EXERCISE OBJECTIVE
Find the word "Glint" in the material below and gather every line that contains it.

◇ ◇ ◇ ◇ ◇

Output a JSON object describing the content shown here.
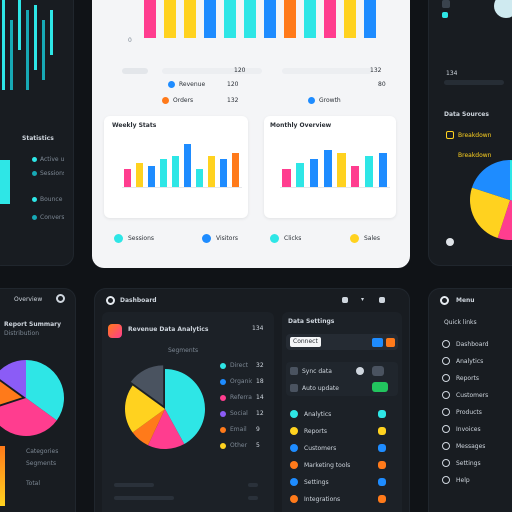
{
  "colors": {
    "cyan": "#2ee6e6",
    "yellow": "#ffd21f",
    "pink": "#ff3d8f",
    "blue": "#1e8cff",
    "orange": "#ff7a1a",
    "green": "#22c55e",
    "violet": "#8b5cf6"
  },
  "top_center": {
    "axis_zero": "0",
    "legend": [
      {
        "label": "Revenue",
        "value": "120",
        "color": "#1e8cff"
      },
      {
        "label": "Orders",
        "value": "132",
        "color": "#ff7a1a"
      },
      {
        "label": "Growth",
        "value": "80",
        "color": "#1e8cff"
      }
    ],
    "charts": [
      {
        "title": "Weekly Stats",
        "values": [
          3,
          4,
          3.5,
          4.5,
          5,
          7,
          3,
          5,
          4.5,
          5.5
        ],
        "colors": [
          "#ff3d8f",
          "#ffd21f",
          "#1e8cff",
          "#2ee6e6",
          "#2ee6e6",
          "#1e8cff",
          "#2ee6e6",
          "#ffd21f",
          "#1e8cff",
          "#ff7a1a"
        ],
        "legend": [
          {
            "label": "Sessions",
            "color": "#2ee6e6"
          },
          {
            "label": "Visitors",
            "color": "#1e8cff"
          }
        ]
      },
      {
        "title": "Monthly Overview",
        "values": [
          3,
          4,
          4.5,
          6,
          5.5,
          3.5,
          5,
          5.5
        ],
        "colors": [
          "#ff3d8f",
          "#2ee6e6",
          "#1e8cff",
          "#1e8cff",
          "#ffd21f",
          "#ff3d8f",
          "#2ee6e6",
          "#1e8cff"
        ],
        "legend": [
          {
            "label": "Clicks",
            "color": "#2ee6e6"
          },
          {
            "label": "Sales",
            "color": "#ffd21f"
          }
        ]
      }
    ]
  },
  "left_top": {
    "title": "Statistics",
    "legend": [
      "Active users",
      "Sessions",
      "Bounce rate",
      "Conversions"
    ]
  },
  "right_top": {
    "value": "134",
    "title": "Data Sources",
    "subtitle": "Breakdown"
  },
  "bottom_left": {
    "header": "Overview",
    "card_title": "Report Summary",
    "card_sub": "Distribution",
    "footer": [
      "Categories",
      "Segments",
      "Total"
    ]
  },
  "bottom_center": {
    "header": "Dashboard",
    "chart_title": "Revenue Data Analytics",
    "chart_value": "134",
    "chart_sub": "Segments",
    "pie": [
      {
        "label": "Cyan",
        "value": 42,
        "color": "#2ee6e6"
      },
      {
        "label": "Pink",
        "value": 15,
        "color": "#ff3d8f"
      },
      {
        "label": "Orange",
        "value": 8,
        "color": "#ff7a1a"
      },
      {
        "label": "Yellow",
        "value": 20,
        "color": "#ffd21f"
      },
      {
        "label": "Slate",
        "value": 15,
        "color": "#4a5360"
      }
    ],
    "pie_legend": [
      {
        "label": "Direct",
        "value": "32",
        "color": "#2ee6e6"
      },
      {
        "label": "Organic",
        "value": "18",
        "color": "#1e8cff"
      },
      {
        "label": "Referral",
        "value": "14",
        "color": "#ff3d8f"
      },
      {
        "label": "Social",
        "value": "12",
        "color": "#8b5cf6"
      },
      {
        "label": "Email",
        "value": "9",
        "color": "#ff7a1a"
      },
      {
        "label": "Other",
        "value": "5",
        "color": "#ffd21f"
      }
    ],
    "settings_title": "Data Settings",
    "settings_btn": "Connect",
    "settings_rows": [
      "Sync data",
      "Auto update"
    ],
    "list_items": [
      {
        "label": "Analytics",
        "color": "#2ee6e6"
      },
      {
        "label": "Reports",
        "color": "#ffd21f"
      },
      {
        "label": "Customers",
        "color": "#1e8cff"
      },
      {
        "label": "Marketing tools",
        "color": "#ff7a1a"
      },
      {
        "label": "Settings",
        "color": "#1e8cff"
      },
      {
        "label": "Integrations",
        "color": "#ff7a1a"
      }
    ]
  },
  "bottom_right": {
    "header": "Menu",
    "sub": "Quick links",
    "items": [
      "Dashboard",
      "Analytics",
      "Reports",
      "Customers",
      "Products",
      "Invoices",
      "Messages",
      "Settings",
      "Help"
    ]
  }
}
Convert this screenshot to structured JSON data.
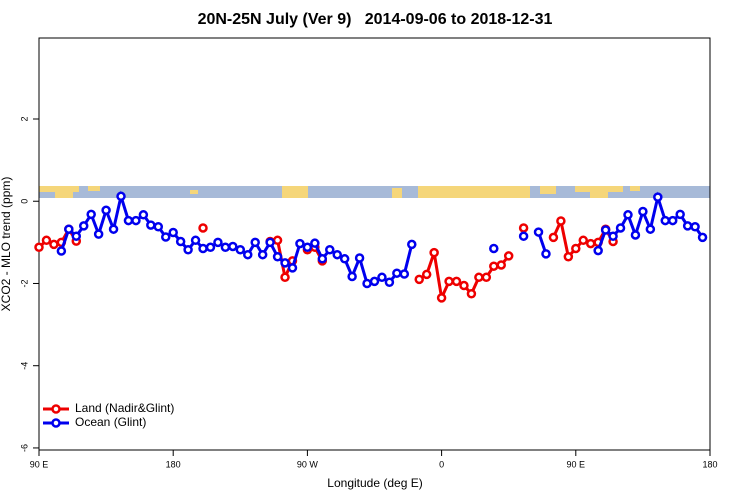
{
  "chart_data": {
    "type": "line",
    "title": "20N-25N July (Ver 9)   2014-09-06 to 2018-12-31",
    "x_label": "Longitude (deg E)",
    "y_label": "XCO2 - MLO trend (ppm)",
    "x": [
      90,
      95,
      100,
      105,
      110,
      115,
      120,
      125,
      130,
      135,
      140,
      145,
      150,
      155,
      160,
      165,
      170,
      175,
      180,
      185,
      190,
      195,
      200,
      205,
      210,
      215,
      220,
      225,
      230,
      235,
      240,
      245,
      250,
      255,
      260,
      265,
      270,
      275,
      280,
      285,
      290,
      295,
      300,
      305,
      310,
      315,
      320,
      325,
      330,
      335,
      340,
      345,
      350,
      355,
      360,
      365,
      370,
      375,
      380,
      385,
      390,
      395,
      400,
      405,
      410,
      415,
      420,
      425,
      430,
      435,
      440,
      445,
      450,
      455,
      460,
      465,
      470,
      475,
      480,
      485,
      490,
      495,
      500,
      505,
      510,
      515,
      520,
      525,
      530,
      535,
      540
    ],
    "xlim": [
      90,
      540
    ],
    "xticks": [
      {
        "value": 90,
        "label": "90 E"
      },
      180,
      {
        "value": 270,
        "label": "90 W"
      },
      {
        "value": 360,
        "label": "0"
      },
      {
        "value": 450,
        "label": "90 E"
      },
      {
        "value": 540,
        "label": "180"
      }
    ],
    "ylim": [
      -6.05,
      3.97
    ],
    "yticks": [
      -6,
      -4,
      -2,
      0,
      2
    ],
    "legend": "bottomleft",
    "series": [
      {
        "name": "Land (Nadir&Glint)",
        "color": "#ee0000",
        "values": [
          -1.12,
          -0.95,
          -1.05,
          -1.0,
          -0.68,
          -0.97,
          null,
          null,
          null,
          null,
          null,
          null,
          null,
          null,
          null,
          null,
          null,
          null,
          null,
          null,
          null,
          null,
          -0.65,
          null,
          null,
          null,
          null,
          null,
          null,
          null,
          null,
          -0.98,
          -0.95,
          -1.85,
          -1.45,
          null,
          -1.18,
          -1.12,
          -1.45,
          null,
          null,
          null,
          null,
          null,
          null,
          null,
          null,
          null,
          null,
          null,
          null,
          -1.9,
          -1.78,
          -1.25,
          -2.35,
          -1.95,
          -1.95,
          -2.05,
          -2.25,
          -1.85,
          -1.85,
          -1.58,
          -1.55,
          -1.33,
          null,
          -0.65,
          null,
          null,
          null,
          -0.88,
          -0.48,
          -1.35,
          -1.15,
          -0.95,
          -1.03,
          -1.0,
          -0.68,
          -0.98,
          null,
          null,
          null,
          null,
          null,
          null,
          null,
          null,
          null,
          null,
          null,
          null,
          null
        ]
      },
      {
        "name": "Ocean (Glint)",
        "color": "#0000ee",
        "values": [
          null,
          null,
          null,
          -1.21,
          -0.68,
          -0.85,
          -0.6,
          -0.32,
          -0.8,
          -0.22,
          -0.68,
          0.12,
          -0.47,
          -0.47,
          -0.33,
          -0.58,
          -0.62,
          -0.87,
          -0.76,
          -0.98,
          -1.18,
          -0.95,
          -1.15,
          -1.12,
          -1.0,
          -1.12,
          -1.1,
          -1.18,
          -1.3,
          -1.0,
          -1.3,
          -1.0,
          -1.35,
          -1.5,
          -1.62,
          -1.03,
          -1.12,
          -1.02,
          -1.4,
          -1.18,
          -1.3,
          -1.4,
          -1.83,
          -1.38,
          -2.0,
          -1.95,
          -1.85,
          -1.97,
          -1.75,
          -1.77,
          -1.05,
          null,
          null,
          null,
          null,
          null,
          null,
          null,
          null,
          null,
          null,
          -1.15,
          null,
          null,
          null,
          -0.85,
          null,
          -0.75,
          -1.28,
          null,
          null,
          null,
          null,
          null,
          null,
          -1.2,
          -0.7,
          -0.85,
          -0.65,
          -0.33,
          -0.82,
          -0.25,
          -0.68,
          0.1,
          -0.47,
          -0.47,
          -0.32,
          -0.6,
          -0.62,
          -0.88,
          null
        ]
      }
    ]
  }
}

◇ ◇ ◇ ◇ ◇

RESPONSE FOR THIS EXERCISE
        "name": "Land (Nadir&Glint)",
        "name": "Ocean (Glint)",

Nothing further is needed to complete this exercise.